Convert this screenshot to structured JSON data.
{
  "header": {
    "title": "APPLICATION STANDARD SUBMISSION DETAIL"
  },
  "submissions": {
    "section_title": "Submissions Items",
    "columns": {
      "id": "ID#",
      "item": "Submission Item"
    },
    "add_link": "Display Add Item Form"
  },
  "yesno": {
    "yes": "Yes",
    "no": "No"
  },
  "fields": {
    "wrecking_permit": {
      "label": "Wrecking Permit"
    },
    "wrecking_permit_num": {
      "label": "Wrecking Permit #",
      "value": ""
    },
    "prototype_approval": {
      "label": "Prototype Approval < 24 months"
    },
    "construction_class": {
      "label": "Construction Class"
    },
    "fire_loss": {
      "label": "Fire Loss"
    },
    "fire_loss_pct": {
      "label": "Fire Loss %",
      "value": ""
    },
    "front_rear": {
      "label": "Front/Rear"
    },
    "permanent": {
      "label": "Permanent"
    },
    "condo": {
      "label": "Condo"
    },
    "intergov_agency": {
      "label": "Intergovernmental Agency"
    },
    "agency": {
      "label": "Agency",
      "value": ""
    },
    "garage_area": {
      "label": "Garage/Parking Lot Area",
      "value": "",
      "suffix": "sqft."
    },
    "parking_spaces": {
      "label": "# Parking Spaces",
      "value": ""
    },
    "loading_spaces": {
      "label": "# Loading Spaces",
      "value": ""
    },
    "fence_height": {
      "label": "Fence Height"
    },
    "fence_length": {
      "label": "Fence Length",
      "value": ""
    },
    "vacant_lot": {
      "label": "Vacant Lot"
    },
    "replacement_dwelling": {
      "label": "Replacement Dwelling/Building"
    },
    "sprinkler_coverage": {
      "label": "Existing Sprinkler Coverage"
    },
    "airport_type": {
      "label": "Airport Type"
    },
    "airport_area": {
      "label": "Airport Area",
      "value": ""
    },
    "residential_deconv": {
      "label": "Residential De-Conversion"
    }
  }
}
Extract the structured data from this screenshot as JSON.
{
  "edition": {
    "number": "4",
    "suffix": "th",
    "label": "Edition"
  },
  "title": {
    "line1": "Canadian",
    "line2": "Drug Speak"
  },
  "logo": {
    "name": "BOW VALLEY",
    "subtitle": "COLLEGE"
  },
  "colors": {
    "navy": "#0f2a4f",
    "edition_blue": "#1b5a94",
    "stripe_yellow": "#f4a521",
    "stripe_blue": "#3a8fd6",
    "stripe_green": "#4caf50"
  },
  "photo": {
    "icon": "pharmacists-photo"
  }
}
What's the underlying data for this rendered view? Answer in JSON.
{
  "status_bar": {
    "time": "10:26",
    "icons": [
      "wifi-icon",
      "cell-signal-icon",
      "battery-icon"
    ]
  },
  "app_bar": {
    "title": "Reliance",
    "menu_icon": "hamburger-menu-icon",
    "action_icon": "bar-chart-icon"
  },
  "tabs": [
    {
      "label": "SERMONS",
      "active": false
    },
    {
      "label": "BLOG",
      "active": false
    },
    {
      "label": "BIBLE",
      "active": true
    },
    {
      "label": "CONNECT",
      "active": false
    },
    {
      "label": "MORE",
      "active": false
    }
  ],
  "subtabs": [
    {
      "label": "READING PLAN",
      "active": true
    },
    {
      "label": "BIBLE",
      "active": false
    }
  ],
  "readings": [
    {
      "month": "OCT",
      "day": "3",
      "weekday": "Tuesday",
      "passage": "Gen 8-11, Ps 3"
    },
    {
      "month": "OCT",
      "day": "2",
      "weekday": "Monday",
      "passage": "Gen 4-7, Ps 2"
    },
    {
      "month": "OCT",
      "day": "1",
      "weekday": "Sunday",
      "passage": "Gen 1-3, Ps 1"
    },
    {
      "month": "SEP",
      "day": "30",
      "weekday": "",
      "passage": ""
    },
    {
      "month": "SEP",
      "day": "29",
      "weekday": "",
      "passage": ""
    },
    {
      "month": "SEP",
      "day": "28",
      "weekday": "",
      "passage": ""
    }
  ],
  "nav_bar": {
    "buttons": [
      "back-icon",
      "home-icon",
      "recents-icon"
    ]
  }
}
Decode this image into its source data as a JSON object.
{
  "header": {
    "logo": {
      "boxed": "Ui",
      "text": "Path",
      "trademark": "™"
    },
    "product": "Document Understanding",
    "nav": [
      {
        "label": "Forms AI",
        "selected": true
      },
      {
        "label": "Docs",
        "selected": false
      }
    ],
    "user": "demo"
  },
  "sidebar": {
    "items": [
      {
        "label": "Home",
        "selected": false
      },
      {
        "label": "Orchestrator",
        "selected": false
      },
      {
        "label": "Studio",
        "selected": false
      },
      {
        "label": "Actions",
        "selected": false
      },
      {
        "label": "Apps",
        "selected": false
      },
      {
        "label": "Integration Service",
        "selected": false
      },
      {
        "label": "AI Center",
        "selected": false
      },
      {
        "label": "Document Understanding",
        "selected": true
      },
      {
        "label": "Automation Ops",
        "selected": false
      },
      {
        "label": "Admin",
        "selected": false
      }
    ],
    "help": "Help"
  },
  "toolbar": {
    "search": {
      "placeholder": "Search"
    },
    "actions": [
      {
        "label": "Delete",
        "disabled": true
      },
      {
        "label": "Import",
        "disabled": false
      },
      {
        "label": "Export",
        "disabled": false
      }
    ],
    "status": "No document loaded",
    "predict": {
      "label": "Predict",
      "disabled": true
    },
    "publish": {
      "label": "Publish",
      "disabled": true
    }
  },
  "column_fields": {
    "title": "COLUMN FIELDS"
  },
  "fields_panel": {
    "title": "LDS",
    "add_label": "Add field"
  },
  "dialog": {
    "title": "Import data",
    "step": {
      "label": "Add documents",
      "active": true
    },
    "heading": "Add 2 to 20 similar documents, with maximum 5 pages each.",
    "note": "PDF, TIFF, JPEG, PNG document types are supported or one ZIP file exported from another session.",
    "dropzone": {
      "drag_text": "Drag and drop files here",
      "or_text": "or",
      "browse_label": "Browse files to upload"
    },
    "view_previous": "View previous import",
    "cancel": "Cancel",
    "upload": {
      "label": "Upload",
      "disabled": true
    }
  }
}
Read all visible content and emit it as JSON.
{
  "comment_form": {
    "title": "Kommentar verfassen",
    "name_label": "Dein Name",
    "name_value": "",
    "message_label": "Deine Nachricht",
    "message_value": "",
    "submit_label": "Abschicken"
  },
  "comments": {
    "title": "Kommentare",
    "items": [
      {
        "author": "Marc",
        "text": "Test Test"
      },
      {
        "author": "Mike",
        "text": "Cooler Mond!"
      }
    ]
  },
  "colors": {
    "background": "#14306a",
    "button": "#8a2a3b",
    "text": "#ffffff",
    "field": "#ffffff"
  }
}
——
* **Goal**:
Repeat all of the records above exactly as they appear.

* **Task result**:
Convert this screenshot to structured JSON data.
{
  "header": {
    "title": "APPLICATION STANDARD SUBMISSION DETAIL"
  },
  "submissions": {
    "section_title": "Submissions Items",
    "columns": {
      "id": "ID#",
      "item": "Submission Item"
    },
    "add_link": "Display Add Item Form"
  },
  "yesno": {
    "yes": "Yes",
    "no": "No"
  },
  "fields": {
    "wrecking_permit": {
      "label": "Wrecking Permit"
    },
    "wrecking_permit_num": {
      "label": "Wrecking Permit #",
      "value": ""
    },
    "prototype_approval": {
      "label": "Prototype Approval < 24 months"
    },
    "construction_class": {
      "label": "Construction Class"
    },
    "fire_loss": {
      "label": "Fire Loss"
    },
    "fire_loss_pct": {
      "label": "Fire Loss %",
      "value": ""
    },
    "front_rear": {
      "label": "Front/Rear"
    },
    "permanent": {
      "label": "Permanent"
    },
    "condo": {
      "label": "Condo"
    },
    "intergov_agency": {
      "label": "Intergovernmental Agency"
    },
    "agency": {
      "label": "Agency",
      "value": ""
    },
    "garage_area": {
      "label": "Garage/Parking Lot Area",
      "value": "",
      "suffix": "sqft."
    },
    "parking_spaces": {
      "label": "# Parking Spaces",
      "value": ""
    },
    "loading_spaces": {
      "label": "# Loading Spaces",
      "value": ""
    },
    "fence_height": {
      "label": "Fence Height"
    },
    "fence_length": {
      "label": "Fence Length",
      "value": ""
    },
    "vacant_lot": {
      "label": "Vacant Lot"
    },
    "replacement_dwelling": {
      "label": "Replacement Dwelling/Building"
    },
    "sprinkler_coverage": {
      "label": "Existing Sprinkler Coverage"
    },
    "airport_type": {
      "label": "Airport Type"
    },
    "airport_area": {
      "label": "Airport Area",
      "value": ""
    },
    "residential_deconv": {
      "label": "Residential De-Conversion"
    }
  }
}
Extract the structured data from this screenshot as JSON.
{
  "edition": {
    "number": "4",
    "suffix": "th",
    "label": "Edition"
  },
  "title": {
    "line1": "Canadian",
    "line2": "Drug Speak"
  },
  "logo": {
    "name": "BOW VALLEY",
    "subtitle": "COLLEGE"
  },
  "colors": {
    "navy": "#0f2a4f",
    "edition_blue": "#1b5a94",
    "stripe_yellow": "#f4a521",
    "stripe_blue": "#3a8fd6",
    "stripe_green": "#4caf50"
  },
  "photo": {
    "icon": "pharmacists-photo"
  }
}
What's the underlying data for this rendered view? Answer in JSON.
{
  "status_bar": {
    "time": "10:26",
    "icons": [
      "wifi-icon",
      "cell-signal-icon",
      "battery-icon"
    ]
  },
  "app_bar": {
    "title": "Reliance",
    "menu_icon": "hamburger-menu-icon",
    "action_icon": "bar-chart-icon"
  },
  "tabs": [
    {
      "label": "SERMONS",
      "active": false
    },
    {
      "label": "BLOG",
      "active": false
    },
    {
      "label": "BIBLE",
      "active": true
    },
    {
      "label": "CONNECT",
      "active": false
    },
    {
      "label": "MORE",
      "active": false
    }
  ],
  "subtabs": [
    {
      "label": "READING PLAN",
      "active": true
    },
    {
      "label": "BIBLE",
      "active": false
    }
  ],
  "readings": [
    {
      "month": "OCT",
      "day": "3",
      "weekday": "Tuesday",
      "passage": "Gen 8-11, Ps 3"
    },
    {
      "month": "OCT",
      "day": "2",
      "weekday": "Monday",
      "passage": "Gen 4-7, Ps 2"
    },
    {
      "month": "OCT",
      "day": "1",
      "weekday": "Sunday",
      "passage": "Gen 1-3, Ps 1"
    },
    {
      "month": "SEP",
      "day": "30",
      "weekday": "",
      "passage": ""
    },
    {
      "month": "SEP",
      "day": "29",
      "weekday": "",
      "passage": ""
    },
    {
      "month": "SEP",
      "day": "28",
      "weekday": "",
      "passage": ""
    }
  ],
  "nav_bar": {
    "buttons": [
      "back-icon",
      "home-icon",
      "recents-icon"
    ]
  }
}
Decode this image into its source data as a JSON object.
{
  "header": {
    "logo": {
      "boxed": "Ui",
      "text": "Path",
      "trademark": "™"
    },
    "product": "Document Understanding",
    "nav": [
      {
        "label": "Forms AI",
        "selected": true
      },
      {
        "label": "Docs",
        "selected": false
      }
    ],
    "user": "demo"
  },
  "sidebar": {
    "items": [
      {
        "label": "Home",
        "selected": false
      },
      {
        "label": "Orchestrator",
        "selected": false
      },
      {
        "label": "Studio",
        "selected": false
      },
      {
        "label": "Actions",
        "selected": false
      },
      {
        "label": "Apps",
        "selected": false
      },
      {
        "label": "Integration Service",
        "selected": false
      },
      {
        "label": "AI Center",
        "selected": false
      },
      {
        "label": "Document Understanding",
        "selected": true
      },
      {
        "label": "Automation Ops",
        "selected": false
      },
      {
        "label": "Admin",
        "selected": false
      }
    ],
    "help": "Help"
  },
  "toolbar": {
    "search": {
      "placeholder": "Search"
    },
    "actions": [
      {
        "label": "Delete",
        "disabled": true
      },
      {
        "label": "Import",
        "disabled": false
      },
      {
        "label": "Export",
        "disabled": false
      }
    ],
    "status": "No document loaded",
    "predict": {
      "label": "Predict",
      "disabled": true
    },
    "publish": {
      "label": "Publish",
      "disabled": true
    }
  },
  "column_fields": {
    "title": "COLUMN FIELDS"
  },
  "fields_panel": {
    "title": "LDS",
    "add_label": "Add field"
  },
  "dialog": {
    "title": "Import data",
    "step": {
      "label": "Add documents",
      "active": true
    },
    "heading": "Add 2 to 20 similar documents, with maximum 5 pages each.",
    "note": "PDF, TIFF, JPEG, PNG document types are supported or one ZIP file exported from another session.",
    "dropzone": {
      "drag_text": "Drag and drop files here",
      "or_text": "or",
      "browse_label": "Browse files to upload"
    },
    "view_previous": "View previous import",
    "cancel": "Cancel",
    "upload": {
      "label": "Upload",
      "disabled": true
    }
  }
}
Read all visible content and emit it as JSON.
{
  "comment_form": {
    "title": "Kommentar verfassen",
    "name_label": "Dein Name",
    "name_value": "",
    "message_label": "Deine Nachricht",
    "message_value": "",
    "submit_label": "Abschicken"
  },
  "comments": {
    "title": "Kommentare",
    "items": [
      {
        "author": "Marc",
        "text": "Test Test"
      },
      {
        "author": "Mike",
        "text": "Cooler Mond!"
      }
    ]
  },
  "colors": {
    "background": "#14306a",
    "button": "#8a2a3b",
    "text": "#ffffff",
    "field": "#ffffff"
  }
}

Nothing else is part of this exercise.